++++ Data entries

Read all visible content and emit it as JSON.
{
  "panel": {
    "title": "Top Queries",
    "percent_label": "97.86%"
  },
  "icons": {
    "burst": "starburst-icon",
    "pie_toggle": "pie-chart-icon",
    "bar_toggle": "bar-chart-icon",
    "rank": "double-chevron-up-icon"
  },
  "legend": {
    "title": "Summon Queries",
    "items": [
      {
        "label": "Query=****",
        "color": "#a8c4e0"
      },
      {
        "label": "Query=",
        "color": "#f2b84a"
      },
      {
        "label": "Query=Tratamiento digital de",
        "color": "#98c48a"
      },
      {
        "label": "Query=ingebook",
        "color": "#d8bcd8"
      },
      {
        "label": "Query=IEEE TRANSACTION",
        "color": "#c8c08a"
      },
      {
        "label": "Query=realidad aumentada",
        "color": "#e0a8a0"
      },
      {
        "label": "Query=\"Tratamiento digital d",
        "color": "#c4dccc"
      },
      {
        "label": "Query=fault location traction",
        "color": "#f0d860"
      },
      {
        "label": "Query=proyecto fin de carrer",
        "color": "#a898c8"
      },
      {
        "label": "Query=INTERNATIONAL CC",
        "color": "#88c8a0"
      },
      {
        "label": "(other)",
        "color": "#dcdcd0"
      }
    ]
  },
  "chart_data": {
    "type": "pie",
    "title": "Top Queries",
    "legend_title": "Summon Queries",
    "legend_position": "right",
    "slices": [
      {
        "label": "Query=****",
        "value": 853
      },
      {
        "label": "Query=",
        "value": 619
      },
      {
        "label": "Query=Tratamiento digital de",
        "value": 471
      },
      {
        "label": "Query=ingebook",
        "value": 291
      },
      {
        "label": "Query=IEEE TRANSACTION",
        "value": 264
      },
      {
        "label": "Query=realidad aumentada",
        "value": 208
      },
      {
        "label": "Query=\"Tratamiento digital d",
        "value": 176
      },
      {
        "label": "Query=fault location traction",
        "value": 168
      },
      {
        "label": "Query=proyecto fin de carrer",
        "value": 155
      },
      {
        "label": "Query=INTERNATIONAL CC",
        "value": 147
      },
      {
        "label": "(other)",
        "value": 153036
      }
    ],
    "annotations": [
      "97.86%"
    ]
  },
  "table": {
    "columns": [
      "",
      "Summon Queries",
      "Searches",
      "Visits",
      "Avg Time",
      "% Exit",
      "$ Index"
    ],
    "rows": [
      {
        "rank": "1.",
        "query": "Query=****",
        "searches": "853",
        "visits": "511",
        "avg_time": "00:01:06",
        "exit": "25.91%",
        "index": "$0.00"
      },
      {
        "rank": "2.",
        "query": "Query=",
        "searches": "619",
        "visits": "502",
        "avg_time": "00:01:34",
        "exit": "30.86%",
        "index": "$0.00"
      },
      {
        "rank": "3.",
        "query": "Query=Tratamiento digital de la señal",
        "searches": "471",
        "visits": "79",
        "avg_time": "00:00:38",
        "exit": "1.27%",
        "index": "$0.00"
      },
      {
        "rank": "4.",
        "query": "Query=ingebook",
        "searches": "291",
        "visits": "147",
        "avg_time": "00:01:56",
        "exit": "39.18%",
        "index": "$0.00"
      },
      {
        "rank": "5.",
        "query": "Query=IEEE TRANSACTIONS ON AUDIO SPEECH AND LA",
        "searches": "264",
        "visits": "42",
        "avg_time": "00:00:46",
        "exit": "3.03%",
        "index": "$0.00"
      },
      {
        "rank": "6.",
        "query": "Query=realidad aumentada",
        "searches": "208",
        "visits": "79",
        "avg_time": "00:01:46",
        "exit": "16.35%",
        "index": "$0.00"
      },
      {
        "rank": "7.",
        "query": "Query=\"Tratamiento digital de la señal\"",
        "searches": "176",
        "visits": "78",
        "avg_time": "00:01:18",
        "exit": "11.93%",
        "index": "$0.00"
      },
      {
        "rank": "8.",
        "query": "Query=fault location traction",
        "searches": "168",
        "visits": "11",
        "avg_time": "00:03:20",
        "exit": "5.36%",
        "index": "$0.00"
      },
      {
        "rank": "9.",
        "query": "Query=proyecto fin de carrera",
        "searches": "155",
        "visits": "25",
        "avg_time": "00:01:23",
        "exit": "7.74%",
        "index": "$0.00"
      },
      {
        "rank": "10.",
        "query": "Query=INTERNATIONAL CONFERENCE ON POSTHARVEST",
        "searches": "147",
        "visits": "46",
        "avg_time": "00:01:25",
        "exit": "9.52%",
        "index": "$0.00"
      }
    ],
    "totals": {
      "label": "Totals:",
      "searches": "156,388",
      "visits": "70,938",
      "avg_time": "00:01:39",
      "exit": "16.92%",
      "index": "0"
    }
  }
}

++++++++

• _What you have to do_
In the records above, how many lines contain the word "value"? Give the number alone.

• _Completed task_
11